Records from a dataset:
**********
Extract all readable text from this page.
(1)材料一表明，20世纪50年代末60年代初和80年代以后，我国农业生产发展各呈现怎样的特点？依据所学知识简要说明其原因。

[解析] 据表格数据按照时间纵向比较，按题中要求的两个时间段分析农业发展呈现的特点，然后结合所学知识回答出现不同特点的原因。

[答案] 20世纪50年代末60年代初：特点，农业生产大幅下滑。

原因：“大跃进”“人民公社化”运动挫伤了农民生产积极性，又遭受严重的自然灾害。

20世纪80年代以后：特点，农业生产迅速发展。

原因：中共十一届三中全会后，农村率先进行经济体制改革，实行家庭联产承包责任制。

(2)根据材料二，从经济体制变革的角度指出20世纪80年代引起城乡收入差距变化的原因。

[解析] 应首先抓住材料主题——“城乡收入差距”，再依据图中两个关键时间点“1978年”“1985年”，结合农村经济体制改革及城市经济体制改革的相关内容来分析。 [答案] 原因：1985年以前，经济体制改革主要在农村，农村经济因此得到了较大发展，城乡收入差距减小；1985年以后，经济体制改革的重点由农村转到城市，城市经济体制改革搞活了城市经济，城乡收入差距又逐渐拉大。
**********
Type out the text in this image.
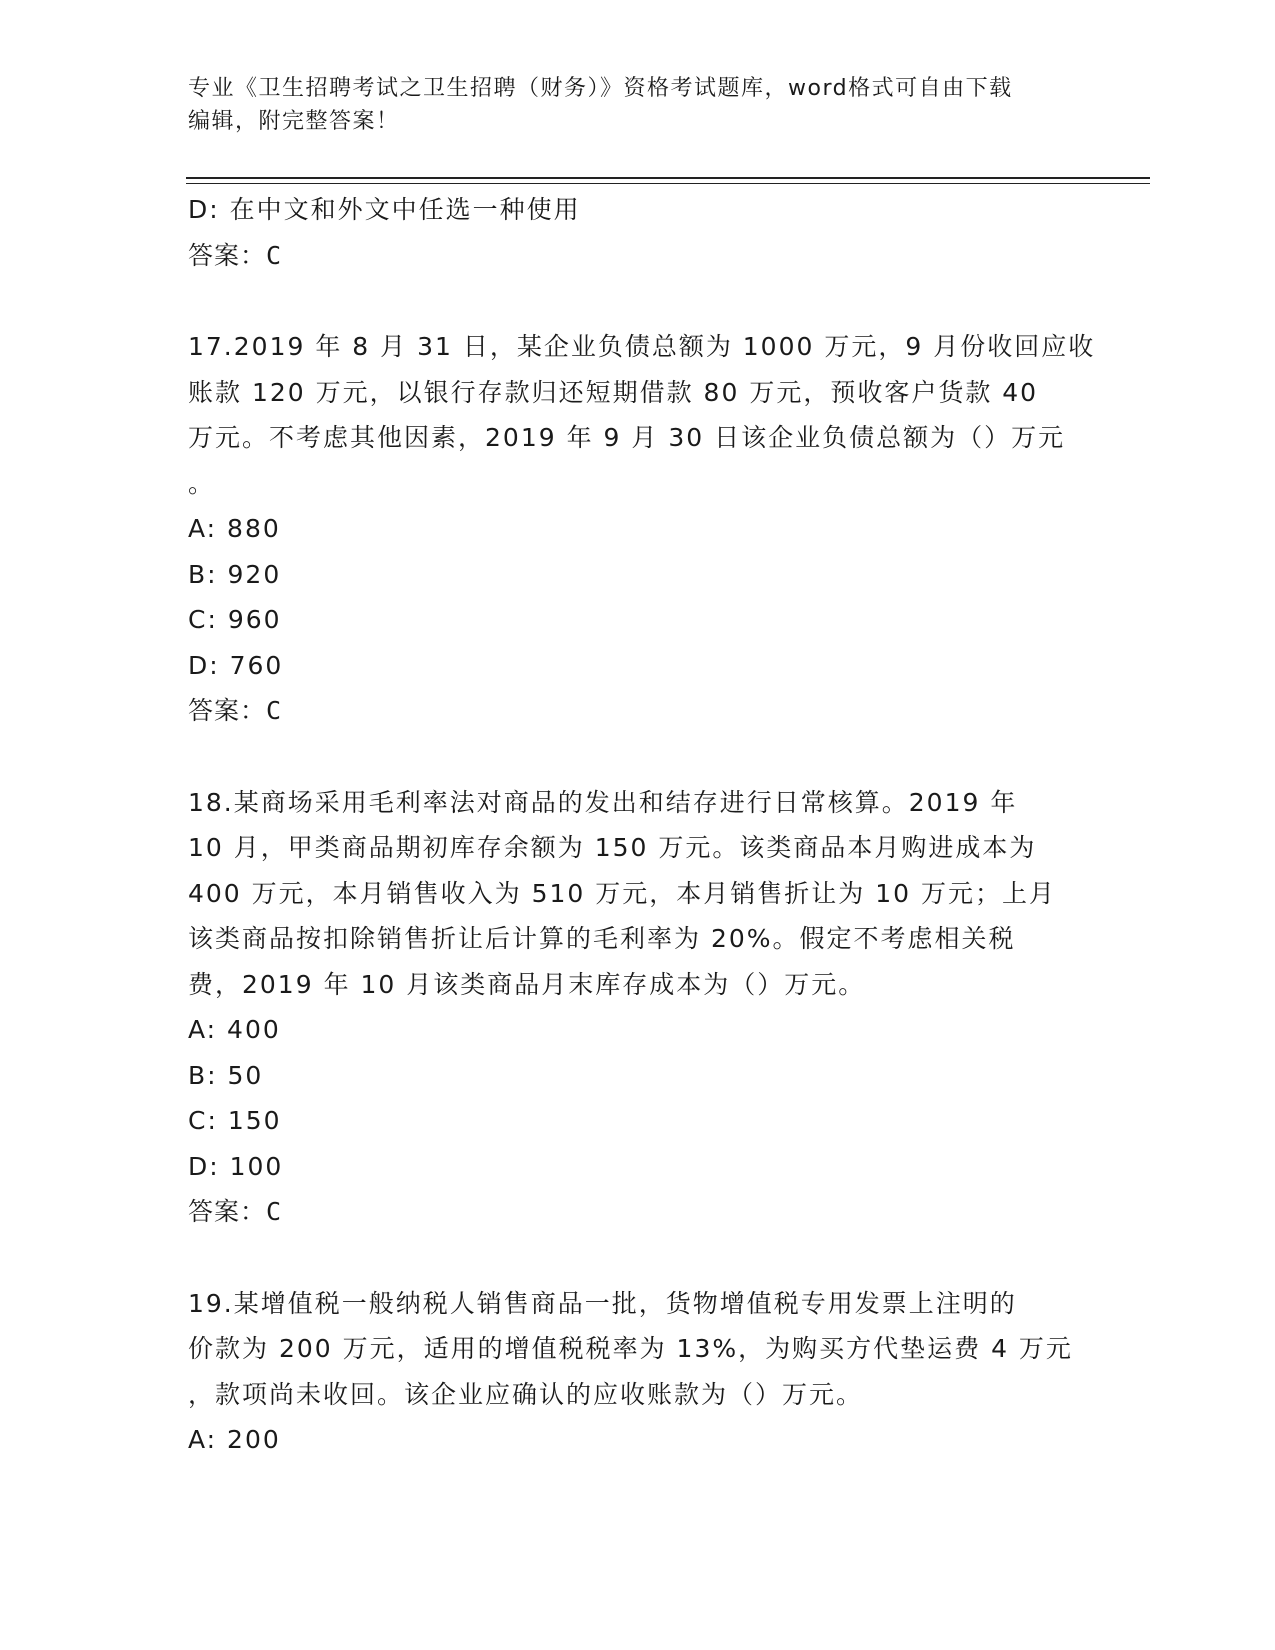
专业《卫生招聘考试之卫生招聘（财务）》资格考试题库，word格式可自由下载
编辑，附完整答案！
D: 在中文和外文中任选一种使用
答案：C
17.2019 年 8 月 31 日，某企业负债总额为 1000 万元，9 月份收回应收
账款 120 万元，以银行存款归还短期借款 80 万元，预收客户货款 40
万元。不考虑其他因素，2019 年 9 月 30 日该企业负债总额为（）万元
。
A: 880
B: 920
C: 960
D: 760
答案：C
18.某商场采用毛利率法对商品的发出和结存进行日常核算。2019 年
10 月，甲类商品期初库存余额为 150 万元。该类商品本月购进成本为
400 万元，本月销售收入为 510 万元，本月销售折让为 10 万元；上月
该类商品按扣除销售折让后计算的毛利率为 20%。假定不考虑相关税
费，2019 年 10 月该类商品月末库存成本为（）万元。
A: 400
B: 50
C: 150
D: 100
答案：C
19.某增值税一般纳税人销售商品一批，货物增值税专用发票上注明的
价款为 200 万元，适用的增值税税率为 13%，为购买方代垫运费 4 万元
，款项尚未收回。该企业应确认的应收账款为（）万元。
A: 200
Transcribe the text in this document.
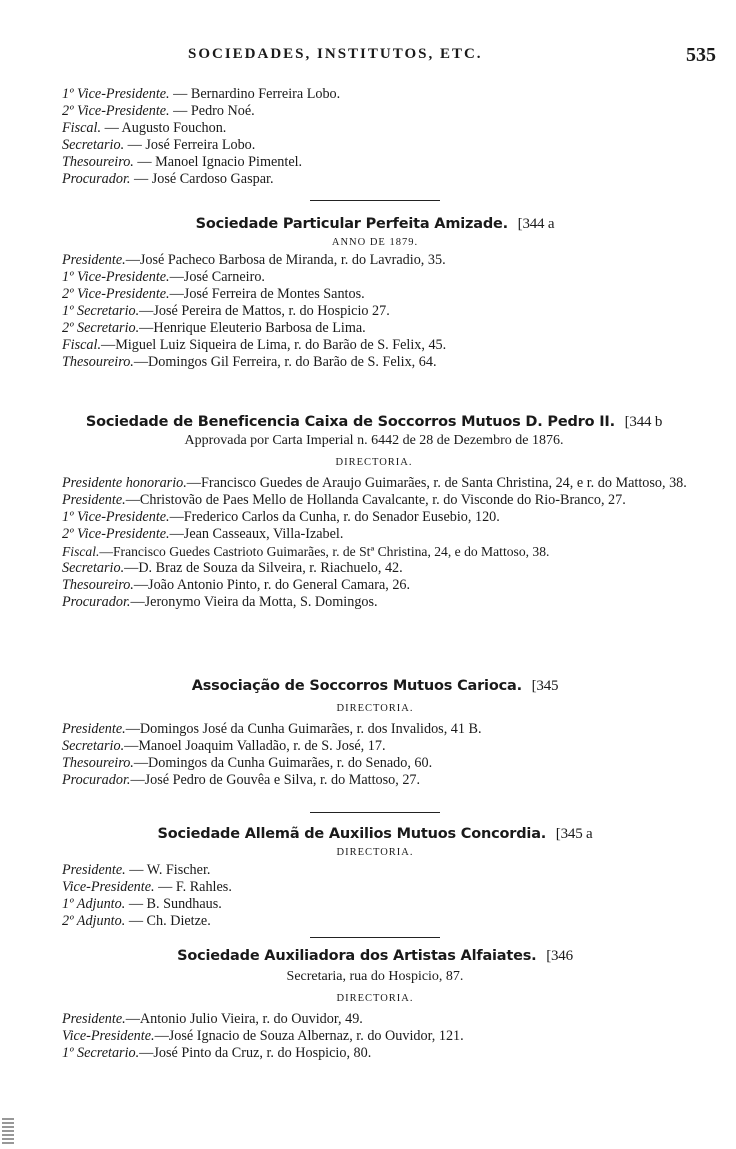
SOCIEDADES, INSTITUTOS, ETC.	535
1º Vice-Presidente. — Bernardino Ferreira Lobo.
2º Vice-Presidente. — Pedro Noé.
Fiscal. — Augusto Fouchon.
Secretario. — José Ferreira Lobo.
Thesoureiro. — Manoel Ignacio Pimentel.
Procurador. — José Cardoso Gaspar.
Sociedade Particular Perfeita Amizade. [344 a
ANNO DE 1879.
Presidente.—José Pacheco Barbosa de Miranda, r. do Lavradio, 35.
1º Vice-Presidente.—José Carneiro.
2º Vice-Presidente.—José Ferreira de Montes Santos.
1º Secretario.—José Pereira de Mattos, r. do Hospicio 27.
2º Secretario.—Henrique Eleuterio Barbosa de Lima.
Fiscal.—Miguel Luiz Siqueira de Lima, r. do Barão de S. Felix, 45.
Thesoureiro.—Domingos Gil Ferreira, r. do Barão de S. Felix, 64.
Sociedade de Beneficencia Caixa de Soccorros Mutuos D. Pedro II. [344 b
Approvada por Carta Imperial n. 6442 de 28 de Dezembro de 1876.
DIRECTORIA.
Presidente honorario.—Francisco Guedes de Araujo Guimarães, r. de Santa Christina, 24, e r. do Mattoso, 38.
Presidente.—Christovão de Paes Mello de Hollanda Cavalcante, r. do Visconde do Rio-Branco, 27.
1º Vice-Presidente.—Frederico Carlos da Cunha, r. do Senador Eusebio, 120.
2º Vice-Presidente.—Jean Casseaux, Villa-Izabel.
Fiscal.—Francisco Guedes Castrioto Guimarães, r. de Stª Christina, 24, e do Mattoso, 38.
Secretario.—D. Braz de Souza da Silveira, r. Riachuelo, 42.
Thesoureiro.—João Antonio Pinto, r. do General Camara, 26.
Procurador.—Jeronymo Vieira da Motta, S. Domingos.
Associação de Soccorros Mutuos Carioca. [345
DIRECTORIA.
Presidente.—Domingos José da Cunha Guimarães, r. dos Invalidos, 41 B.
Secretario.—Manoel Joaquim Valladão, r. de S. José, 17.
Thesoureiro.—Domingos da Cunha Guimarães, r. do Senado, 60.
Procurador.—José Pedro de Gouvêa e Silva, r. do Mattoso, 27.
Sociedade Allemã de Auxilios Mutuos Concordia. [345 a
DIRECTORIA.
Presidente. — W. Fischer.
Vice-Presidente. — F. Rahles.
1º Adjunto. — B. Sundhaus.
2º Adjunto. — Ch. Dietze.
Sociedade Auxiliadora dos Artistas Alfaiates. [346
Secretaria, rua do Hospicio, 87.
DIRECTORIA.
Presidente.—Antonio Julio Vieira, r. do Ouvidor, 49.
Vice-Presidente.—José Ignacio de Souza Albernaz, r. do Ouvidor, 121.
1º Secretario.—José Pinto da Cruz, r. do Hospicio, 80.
**********
(WORK INSTRUCTIONS):
Search the entries for the word "Lima", then list each line that holds it.

(FINAL RESULT):
2º Secretario.—Henrique Eleuterio Barbosa de Lima.
Fiscal.—Miguel Luiz Siqueira de Lima, r. do Barão de S. Felix, 45.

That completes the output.